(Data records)
_ _ _ _

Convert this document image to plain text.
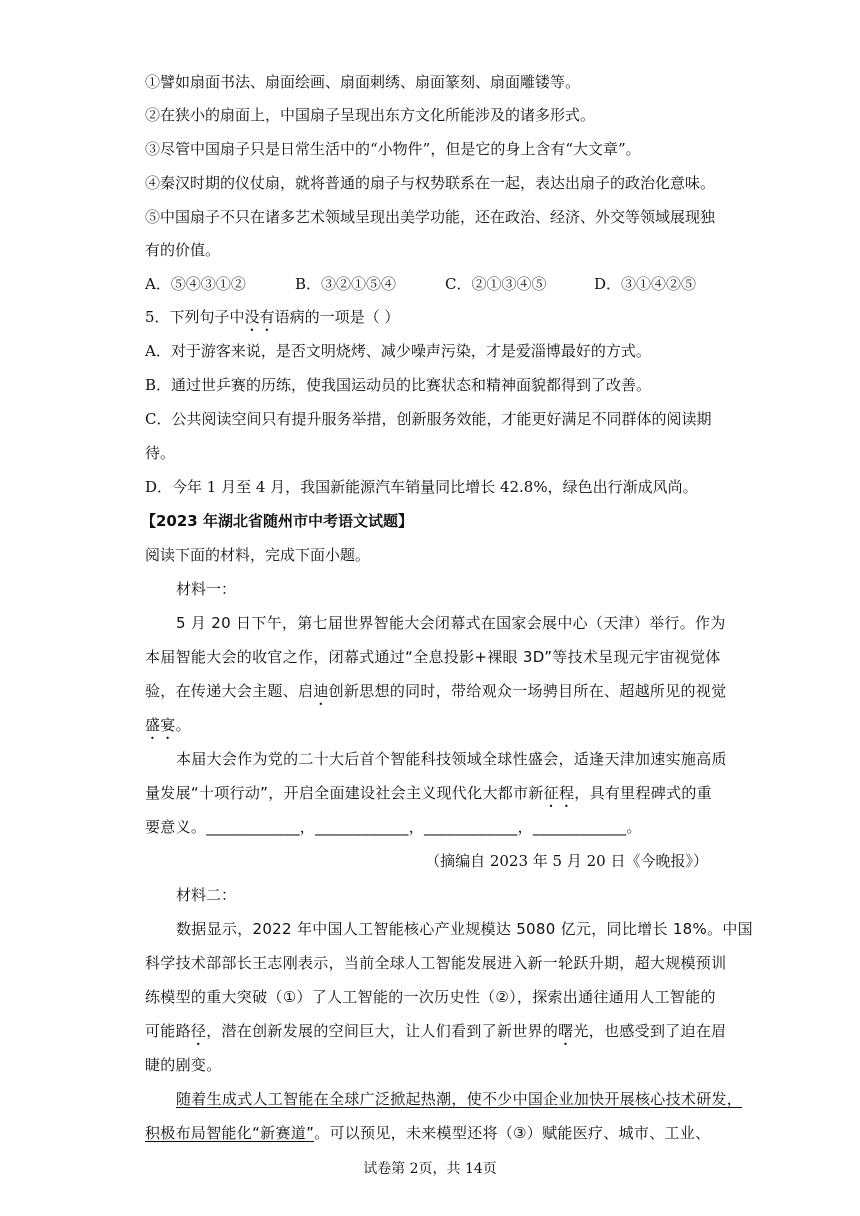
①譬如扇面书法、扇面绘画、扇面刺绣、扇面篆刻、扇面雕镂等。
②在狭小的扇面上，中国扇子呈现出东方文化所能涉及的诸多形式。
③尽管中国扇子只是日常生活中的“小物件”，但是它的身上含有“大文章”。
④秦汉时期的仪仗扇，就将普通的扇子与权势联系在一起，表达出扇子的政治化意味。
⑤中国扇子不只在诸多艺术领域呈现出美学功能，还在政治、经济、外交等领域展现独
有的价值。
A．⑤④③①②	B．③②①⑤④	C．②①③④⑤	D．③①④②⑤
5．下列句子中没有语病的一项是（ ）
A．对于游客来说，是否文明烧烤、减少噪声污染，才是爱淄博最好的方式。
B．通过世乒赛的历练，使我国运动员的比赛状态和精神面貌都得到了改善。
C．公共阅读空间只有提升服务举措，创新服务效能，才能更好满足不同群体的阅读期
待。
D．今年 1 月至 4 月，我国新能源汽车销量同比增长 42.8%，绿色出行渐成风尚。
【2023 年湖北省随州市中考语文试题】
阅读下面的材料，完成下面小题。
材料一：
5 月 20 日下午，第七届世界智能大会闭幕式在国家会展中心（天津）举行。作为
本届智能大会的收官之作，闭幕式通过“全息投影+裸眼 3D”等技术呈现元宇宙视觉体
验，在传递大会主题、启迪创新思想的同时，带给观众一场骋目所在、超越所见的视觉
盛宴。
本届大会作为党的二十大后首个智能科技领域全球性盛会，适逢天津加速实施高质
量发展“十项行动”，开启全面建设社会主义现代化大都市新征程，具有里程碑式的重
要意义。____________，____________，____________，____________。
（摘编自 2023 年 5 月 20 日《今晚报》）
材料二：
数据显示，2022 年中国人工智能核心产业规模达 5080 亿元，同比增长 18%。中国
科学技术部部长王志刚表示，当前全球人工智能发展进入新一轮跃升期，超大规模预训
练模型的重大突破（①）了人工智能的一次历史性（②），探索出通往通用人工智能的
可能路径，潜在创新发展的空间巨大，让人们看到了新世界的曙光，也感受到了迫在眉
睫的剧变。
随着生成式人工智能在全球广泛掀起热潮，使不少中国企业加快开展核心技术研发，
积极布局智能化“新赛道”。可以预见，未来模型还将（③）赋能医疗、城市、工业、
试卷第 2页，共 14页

_ _ _ _

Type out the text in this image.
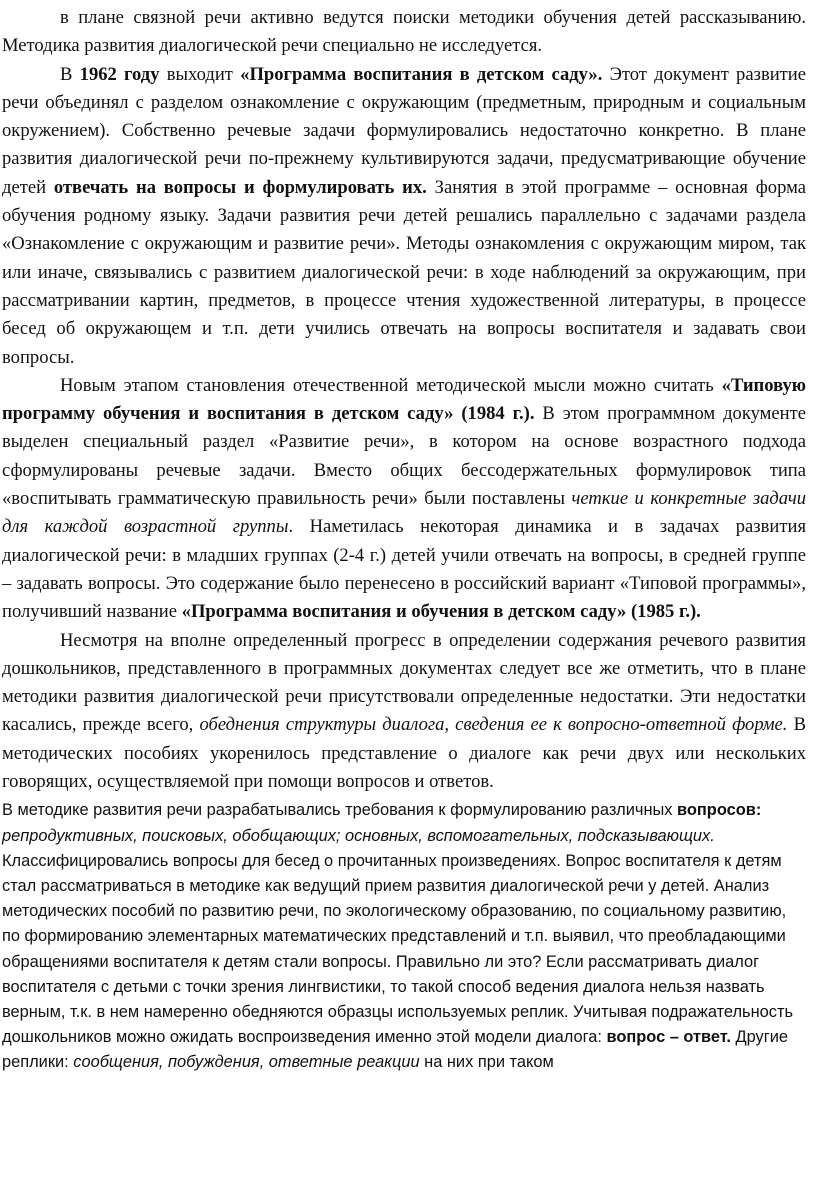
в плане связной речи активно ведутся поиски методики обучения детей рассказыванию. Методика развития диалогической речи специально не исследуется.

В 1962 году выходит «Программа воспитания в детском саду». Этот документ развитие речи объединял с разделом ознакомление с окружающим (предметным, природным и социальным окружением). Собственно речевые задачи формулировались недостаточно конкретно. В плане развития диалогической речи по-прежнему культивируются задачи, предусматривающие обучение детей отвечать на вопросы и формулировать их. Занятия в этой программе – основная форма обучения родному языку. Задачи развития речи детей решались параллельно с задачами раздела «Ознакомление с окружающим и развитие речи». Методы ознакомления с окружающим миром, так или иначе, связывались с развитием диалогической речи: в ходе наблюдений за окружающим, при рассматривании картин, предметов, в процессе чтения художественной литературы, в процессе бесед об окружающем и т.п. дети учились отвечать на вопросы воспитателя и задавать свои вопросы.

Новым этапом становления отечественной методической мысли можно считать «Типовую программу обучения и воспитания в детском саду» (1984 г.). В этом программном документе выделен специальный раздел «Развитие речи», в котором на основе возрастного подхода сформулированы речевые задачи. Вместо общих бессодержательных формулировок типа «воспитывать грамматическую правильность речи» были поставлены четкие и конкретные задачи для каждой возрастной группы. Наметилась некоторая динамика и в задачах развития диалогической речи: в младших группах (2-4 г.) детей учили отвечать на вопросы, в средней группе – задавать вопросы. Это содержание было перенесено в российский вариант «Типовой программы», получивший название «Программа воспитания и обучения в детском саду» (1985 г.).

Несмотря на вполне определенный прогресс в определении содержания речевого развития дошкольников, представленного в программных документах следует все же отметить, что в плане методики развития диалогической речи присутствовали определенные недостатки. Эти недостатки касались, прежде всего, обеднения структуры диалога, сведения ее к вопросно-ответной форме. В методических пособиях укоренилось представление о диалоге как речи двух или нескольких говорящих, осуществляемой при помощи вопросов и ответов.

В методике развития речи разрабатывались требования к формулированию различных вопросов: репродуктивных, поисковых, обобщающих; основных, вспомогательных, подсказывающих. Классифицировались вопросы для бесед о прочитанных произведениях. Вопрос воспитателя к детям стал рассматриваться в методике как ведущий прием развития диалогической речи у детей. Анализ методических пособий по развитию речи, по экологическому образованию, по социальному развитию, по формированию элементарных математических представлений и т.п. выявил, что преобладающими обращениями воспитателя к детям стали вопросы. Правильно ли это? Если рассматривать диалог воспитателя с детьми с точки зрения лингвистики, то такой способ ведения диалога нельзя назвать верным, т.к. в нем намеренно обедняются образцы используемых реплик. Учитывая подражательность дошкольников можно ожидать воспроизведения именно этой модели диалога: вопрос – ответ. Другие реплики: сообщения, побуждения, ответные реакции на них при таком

_ _ _ _

Filter the entries down to the lines with the word "image" in them.

## [ANSWER TO THIS PROBLEM]
Convert this document image to plain text.
Type out the text in this image.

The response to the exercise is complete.